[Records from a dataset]
------

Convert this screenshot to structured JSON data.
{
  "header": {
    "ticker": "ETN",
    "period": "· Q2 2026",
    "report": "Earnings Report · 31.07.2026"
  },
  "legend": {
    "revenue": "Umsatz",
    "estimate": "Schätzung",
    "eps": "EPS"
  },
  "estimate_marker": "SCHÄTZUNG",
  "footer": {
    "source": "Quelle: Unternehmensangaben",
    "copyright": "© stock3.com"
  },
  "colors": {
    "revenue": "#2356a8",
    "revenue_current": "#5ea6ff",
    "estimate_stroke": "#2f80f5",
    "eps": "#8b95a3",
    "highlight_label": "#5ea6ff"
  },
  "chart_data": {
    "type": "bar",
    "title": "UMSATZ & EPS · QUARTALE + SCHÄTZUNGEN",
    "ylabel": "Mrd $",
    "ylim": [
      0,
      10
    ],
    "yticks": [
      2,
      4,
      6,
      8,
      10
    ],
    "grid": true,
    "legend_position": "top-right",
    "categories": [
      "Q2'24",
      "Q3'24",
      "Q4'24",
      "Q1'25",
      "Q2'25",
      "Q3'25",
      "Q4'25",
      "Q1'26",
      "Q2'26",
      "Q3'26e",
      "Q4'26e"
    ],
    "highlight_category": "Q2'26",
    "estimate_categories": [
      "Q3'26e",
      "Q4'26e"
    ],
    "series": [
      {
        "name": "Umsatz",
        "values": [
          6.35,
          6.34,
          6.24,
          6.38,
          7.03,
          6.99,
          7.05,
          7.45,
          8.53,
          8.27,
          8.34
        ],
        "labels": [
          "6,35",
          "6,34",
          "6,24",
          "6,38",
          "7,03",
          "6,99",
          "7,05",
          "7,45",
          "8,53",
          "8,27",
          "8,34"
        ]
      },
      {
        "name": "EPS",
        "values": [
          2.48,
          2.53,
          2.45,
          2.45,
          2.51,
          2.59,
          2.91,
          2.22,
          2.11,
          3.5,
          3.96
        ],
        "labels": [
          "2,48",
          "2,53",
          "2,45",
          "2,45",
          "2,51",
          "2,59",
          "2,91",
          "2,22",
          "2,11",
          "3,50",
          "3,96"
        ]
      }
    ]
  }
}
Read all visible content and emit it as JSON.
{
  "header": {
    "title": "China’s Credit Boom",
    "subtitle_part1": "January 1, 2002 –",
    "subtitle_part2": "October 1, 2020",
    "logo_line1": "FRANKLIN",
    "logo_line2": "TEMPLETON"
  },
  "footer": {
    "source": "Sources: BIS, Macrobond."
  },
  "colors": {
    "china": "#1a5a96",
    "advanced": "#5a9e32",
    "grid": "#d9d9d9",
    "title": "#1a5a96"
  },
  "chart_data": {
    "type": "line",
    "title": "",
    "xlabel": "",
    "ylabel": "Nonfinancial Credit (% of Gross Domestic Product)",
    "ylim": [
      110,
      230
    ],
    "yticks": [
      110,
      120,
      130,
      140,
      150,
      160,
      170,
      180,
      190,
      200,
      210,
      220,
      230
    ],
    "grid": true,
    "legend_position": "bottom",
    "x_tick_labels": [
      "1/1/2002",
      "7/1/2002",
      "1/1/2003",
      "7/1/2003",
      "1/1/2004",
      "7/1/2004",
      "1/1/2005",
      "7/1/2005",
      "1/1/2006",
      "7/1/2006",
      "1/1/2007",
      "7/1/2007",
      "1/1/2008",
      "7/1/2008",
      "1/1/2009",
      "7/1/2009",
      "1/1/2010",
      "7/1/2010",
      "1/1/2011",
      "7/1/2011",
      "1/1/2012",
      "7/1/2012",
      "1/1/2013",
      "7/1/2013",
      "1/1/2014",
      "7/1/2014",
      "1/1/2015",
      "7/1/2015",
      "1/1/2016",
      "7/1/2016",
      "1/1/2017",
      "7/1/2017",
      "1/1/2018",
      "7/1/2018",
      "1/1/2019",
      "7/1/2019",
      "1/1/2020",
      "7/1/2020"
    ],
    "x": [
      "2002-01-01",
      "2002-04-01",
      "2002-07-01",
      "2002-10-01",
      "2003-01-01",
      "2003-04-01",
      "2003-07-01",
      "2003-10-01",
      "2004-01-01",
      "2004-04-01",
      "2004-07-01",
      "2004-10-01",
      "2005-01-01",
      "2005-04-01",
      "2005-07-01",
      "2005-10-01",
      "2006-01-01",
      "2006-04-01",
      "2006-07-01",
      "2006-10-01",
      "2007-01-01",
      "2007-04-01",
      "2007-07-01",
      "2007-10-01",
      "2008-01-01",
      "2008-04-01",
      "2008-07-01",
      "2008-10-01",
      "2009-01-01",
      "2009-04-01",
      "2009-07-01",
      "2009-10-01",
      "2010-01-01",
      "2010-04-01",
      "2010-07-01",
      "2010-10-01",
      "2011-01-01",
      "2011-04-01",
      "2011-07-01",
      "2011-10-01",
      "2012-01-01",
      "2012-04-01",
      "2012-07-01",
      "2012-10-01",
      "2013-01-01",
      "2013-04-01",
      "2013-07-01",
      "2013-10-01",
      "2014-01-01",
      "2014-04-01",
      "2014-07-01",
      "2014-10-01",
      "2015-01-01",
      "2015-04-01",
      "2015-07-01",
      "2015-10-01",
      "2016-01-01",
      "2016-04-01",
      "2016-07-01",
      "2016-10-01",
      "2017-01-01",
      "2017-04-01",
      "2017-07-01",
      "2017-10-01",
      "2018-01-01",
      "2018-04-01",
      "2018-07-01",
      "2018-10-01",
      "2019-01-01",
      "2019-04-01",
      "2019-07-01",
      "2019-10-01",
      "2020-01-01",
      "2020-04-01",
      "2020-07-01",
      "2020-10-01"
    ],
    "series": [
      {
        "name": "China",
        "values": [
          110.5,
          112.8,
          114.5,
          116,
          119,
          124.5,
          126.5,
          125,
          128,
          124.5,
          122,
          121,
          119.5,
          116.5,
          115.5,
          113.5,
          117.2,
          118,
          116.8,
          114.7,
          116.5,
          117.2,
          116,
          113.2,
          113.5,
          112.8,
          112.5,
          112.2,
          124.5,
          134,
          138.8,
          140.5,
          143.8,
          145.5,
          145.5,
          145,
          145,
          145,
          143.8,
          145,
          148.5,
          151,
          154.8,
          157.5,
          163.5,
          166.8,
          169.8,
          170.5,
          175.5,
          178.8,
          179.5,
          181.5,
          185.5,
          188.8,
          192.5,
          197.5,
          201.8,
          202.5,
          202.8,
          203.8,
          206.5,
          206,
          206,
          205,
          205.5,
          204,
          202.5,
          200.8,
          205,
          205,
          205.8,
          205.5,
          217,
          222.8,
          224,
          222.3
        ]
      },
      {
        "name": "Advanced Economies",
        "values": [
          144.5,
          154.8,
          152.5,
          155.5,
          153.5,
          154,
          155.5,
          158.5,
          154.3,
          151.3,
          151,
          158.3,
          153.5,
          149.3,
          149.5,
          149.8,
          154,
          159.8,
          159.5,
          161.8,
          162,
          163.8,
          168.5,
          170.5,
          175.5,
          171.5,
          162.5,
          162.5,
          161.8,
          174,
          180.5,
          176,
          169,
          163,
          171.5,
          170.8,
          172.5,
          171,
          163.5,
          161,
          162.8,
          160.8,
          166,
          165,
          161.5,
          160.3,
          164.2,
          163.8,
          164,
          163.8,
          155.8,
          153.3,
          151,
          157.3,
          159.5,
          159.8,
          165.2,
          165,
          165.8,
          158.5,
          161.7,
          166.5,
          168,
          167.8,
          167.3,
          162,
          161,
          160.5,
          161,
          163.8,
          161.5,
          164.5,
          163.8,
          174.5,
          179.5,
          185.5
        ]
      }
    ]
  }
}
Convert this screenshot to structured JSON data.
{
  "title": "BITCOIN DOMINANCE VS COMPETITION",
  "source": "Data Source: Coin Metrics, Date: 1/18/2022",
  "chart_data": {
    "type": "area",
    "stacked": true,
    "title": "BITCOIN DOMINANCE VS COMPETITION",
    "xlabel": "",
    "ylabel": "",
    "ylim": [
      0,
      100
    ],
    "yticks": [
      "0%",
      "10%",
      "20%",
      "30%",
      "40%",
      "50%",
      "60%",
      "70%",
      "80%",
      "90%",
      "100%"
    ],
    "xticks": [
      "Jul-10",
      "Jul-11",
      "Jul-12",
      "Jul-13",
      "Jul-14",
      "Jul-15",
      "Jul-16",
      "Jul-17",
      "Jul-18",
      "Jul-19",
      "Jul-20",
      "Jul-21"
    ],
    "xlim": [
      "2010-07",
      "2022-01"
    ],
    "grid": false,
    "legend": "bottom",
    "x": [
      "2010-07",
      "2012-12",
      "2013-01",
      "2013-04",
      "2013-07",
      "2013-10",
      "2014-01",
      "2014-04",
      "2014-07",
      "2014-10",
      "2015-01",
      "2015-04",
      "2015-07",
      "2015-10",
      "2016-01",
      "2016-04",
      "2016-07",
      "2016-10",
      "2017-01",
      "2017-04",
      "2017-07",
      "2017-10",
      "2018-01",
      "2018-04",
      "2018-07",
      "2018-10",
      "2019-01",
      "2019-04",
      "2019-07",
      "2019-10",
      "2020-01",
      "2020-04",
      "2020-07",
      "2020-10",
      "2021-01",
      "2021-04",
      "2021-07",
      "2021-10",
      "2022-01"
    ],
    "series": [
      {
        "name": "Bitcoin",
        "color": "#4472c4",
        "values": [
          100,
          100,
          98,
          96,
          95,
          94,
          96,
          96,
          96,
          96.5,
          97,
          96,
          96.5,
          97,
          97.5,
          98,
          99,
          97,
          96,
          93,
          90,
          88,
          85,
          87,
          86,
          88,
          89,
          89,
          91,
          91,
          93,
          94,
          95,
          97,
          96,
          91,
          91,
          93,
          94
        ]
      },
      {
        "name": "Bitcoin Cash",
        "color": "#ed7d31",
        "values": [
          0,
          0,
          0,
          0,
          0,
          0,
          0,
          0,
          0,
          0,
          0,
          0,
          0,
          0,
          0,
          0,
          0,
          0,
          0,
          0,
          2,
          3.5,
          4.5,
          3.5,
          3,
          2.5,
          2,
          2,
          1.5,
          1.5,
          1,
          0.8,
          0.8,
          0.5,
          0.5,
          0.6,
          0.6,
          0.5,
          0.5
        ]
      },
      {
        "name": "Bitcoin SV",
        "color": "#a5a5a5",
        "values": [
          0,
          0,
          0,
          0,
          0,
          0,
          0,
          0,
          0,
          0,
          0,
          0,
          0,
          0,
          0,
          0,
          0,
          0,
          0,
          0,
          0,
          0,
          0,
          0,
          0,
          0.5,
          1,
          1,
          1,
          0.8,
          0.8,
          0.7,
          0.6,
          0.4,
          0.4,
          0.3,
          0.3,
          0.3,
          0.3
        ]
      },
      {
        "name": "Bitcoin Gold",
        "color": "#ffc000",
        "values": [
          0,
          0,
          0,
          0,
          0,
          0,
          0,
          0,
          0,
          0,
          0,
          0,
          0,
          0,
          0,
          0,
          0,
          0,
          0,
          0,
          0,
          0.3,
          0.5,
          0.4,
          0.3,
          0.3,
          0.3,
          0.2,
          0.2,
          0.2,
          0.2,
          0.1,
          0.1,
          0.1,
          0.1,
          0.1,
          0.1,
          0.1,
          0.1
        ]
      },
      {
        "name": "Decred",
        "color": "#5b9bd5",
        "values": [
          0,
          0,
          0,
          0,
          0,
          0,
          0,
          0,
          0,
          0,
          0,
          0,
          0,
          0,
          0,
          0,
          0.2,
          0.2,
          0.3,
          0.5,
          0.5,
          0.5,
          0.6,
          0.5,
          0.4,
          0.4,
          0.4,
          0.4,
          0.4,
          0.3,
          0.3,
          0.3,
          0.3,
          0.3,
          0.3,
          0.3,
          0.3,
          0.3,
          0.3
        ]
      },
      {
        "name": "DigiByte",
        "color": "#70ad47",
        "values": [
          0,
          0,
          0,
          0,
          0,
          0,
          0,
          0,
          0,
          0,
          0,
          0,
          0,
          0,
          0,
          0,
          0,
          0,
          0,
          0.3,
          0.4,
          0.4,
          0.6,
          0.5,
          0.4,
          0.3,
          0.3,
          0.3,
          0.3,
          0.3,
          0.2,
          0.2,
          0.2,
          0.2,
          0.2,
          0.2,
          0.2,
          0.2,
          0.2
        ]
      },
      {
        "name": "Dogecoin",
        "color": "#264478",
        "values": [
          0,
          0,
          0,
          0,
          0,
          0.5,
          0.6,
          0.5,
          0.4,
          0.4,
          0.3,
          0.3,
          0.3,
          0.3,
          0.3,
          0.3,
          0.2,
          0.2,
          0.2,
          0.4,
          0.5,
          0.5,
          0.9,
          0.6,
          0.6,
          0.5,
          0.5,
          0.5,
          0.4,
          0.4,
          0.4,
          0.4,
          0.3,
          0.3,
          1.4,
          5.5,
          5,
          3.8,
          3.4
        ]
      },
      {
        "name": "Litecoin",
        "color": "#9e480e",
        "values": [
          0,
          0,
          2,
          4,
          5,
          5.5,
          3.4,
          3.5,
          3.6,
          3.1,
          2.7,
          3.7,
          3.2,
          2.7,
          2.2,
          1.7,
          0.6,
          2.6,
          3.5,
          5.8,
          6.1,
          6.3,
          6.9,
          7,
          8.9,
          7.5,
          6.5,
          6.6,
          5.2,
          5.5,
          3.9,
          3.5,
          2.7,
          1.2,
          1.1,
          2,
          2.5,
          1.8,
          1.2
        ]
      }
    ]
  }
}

------

• [PROBLEM DETAILS] Look through the records and gather every line containing "bottom".

• [FINAL ANSWER]
    "legend_position": "bottom",
    "legend": "bottom",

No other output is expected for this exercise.